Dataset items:
** BEGIN **

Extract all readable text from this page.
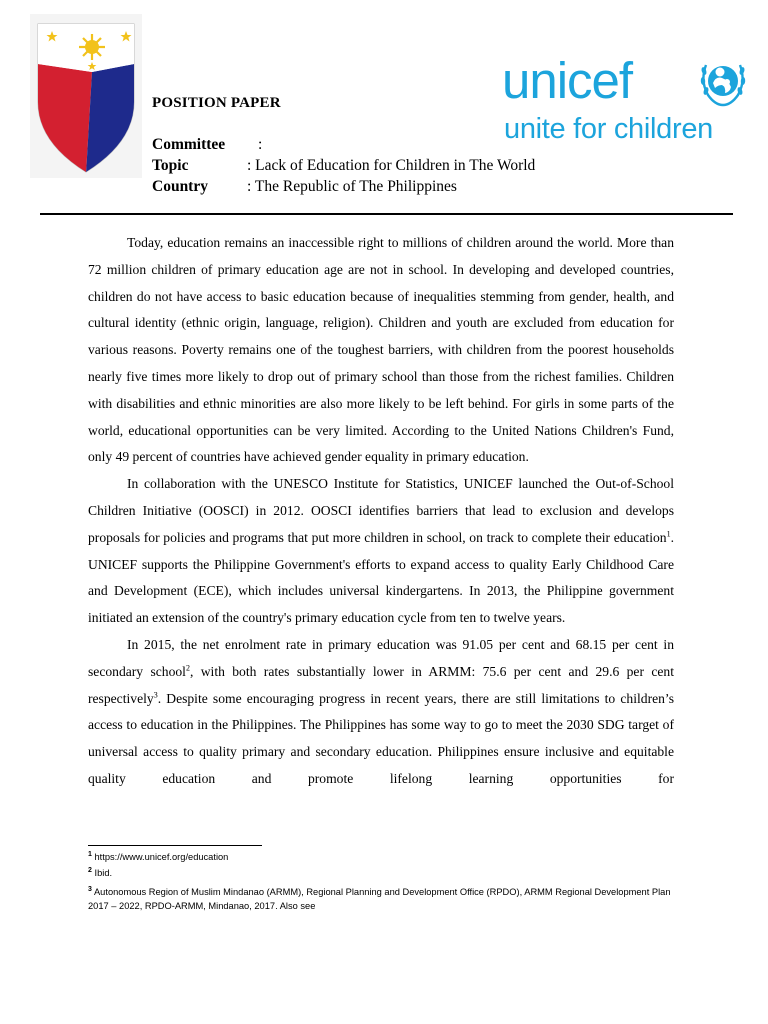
POSITION PAPER
Committee :
Topic	: Lack of Education for Children in The World
Country	: The Republic of The Philippines
unicef
unite for children

Today, education remains an inaccessible right to millions of children around the world. More than 72 million children of primary education age are not in school. In developing and developed countries, children do not have access to basic education because of inequalities stemming from gender, health, and cultural identity (ethnic origin, language, religion). Children and youth are excluded from education for various reasons. Poverty remains one of the toughest barriers, with children from the poorest households nearly five times more likely to drop out of primary school than those from the richest families. Children with disabilities and ethnic minorities are also more likely to be left behind. For girls in some parts of the world, educational opportunities can be very limited. According to the United Nations Children's Fund, only 49 percent of countries have achieved gender equality in primary education.

In collaboration with the UNESCO Institute for Statistics, UNICEF launched the Out-of-School Children Initiative (OOSCI) in 2012. OOSCI identifies barriers that lead to exclusion and develops proposals for policies and programs that put more children in school, on track to complete their education$^1$. UNICEF supports the Philippine Government's efforts to expand access to quality Early Childhood Care and Development (ECE), which includes universal kindergartens. In 2013, the Philippine government initiated an extension of the country's primary education cycle from ten to twelve years.

In 2015, the net enrolment rate in primary education was 91.05 per cent and 68.15 per cent in secondary school$^2$, with both rates substantially lower in ARMM: 75.6 per cent and 29.6 per cent respectively$^3$. Despite some encouraging progress in recent years, there are still limitations to children’s access to education in the Philippines. The Philippines has some way to go to meet the 2030 SDG target of universal access to quality primary and secondary education. Philippines ensure inclusive and equitable quality education and promote lifelong learning opportunities for

$^1$ https://www.unicef.org/education
$^2$ Ibid.
$^3$ Autonomous Region of Muslim Mindanao (ARMM), Regional Planning and Development Office (RPDO), ARMM Regional Development Plan 2017 – 2022, RPDO-ARMM, Mindanao, 2017. Also see
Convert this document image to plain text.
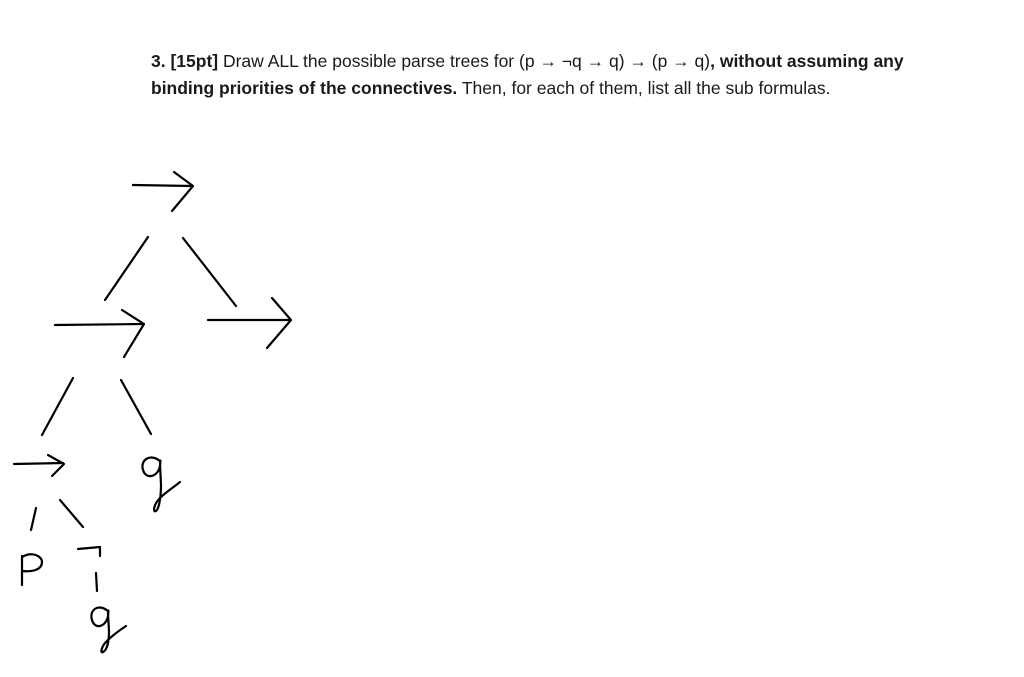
3. [15pt] Draw ALL the possible parse trees for (p → ¬q → q) → (p → q), without assuming any binding priorities of the connectives. Then, for each of them, list all the sub formulas.
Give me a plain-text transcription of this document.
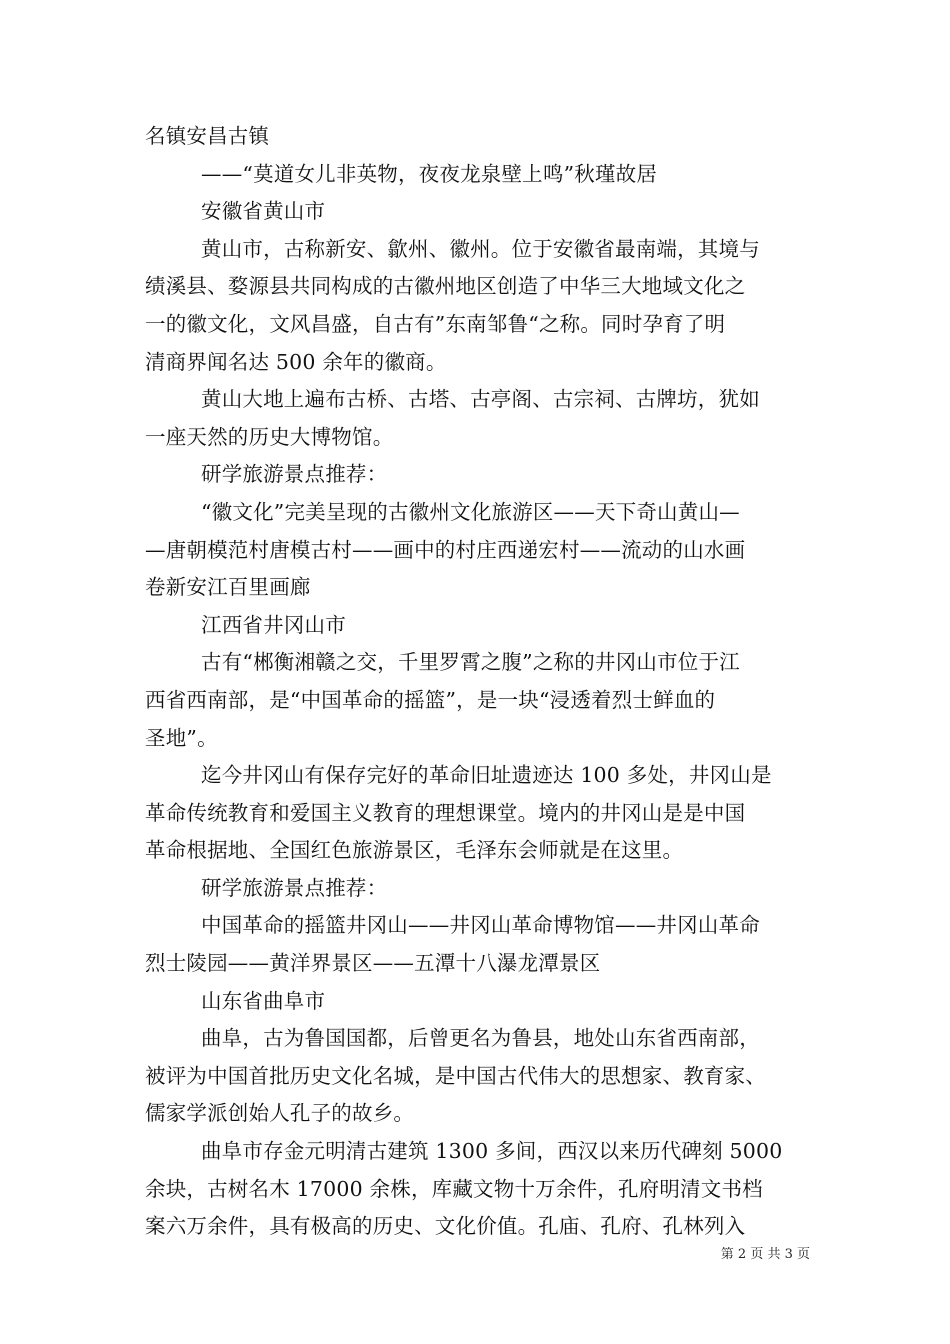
名镇安昌古镇
——“莫道女儿非英物，夜夜龙泉壁上鸣”秋瑾故居
安徽省黄山市
黄山市，古称新安、歙州、徽州。位于安徽省最南端，其境与
绩溪县、婺源县共同构成的古徽州地区创造了中华三大地域文化之
一的徽文化，文风昌盛，自古有”东南邹鲁“之称。同时孕育了明
清商界闻名达 500 余年的徽商。
黄山大地上遍布古桥、古塔、古亭阁、古宗祠、古牌坊，犹如
一座天然的历史大博物馆。
研学旅游景点推荐：
“徽文化”完美呈现的古徽州文化旅游区——天下奇山黄山—
—唐朝模范村唐模古村——画中的村庄西递宏村——流动的山水画
卷新安江百里画廊
江西省井冈山市
古有“郴衡湘赣之交，千里罗霄之腹”之称的井冈山市位于江
西省西南部，是“中国革命的摇篮”，是一块“浸透着烈士鲜血的
圣地”。
迄今井冈山有保存完好的革命旧址遗迹达 100 多处，井冈山是
革命传统教育和爱国主义教育的理想课堂。境内的井冈山是是中国
革命根据地、全国红色旅游景区，毛泽东会师就是在这里。
研学旅游景点推荐：
中国革命的摇篮井冈山——井冈山革命博物馆——井冈山革命
烈士陵园——黄洋界景区——五潭十八瀑龙潭景区
山东省曲阜市
曲阜，古为鲁国国都，后曾更名为鲁县，地处山东省西南部，
被评为中国首批历史文化名城，是中国古代伟大的思想家、教育家、
儒家学派创始人孔子的故乡。
曲阜市存金元明清古建筑 1300 多间，西汉以来历代碑刻 5000
余块，古树名木 17000 余株，库藏文物十万余件，孔府明清文书档
案六万余件，具有极高的历史、文化价值。孔庙、孔府、孔林列入
第 2 页 共 3 页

** END **

SHORT EXERCISE: Write the lines above out again exactly, without any of their pictures.

THE COMPLETED TASK:
Extract all readable text from this page.
POSITION PAPER
Committee :
Topic	: Lack of Education for Children in The World
Country	: The Republic of The Philippines
unicef
unite for children

Today, education remains an inaccessible right to millions of children around the world. More than 72 million children of primary education age are not in school. In developing and developed countries, children do not have access to basic education because of inequalities stemming from gender, health, and cultural identity (ethnic origin, language, religion). Children and youth are excluded from education for various reasons. Poverty remains one of the toughest barriers, with children from the poorest households nearly five times more likely to drop out of primary school than those from the richest families. Children with disabilities and ethnic minorities are also more likely to be left behind. For girls in some parts of the world, educational opportunities can be very limited. According to the United Nations Children's Fund, only 49 percent of countries have achieved gender equality in primary education.

In collaboration with the UNESCO Institute for Statistics, UNICEF launched the Out-of-School Children Initiative (OOSCI) in 2012. OOSCI identifies barriers that lead to exclusion and develops proposals for policies and programs that put more children in school, on track to complete their education$^1$. UNICEF supports the Philippine Government's efforts to expand access to quality Early Childhood Care and Development (ECE), which includes universal kindergartens. In 2013, the Philippine government initiated an extension of the country's primary education cycle from ten to twelve years.

In 2015, the net enrolment rate in primary education was 91.05 per cent and 68.15 per cent in secondary school$^2$, with both rates substantially lower in ARMM: 75.6 per cent and 29.6 per cent respectively$^3$. Despite some encouraging progress in recent years, there are still limitations to children’s access to education in the Philippines. The Philippines has some way to go to meet the 2030 SDG target of universal access to quality primary and secondary education. Philippines ensure inclusive and equitable quality education and promote lifelong learning opportunities for

$^1$ https://www.unicef.org/education
$^2$ Ibid.
$^3$ Autonomous Region of Muslim Mindanao (ARMM), Regional Planning and Development Office (RPDO), ARMM Regional Development Plan 2017 – 2022, RPDO-ARMM, Mindanao, 2017. Also see
Convert this document image to plain text.
3. [15pt] Draw ALL the possible parse trees for (p → ¬q → q) → (p → q), without assuming any binding priorities of the connectives. Then, for each of them, list all the sub formulas.
Give me a plain-text transcription of this document.
名镇安昌古镇
——“莫道女儿非英物，夜夜龙泉壁上鸣”秋瑾故居
安徽省黄山市
黄山市，古称新安、歙州、徽州。位于安徽省最南端，其境与
绩溪县、婺源县共同构成的古徽州地区创造了中华三大地域文化之
一的徽文化，文风昌盛，自古有”东南邹鲁“之称。同时孕育了明
清商界闻名达 500 余年的徽商。
黄山大地上遍布古桥、古塔、古亭阁、古宗祠、古牌坊，犹如
一座天然的历史大博物馆。
研学旅游景点推荐：
“徽文化”完美呈现的古徽州文化旅游区——天下奇山黄山—
—唐朝模范村唐模古村——画中的村庄西递宏村——流动的山水画
卷新安江百里画廊
江西省井冈山市
古有“郴衡湘赣之交，千里罗霄之腹”之称的井冈山市位于江
西省西南部，是“中国革命的摇篮”，是一块“浸透着烈士鲜血的
圣地”。
迄今井冈山有保存完好的革命旧址遗迹达 100 多处，井冈山是
革命传统教育和爱国主义教育的理想课堂。境内的井冈山是是中国
革命根据地、全国红色旅游景区，毛泽东会师就是在这里。
研学旅游景点推荐：
中国革命的摇篮井冈山——井冈山革命博物馆——井冈山革命
烈士陵园——黄洋界景区——五潭十八瀑龙潭景区
山东省曲阜市
曲阜，古为鲁国国都，后曾更名为鲁县，地处山东省西南部，
被评为中国首批历史文化名城，是中国古代伟大的思想家、教育家、
儒家学派创始人孔子的故乡。
曲阜市存金元明清古建筑 1300 多间，西汉以来历代碑刻 5000
余块，古树名木 17000 余株，库藏文物十万余件，孔府明清文书档
案六万余件，具有极高的历史、文化价值。孔庙、孔府、孔林列入
第 2 页 共 3 页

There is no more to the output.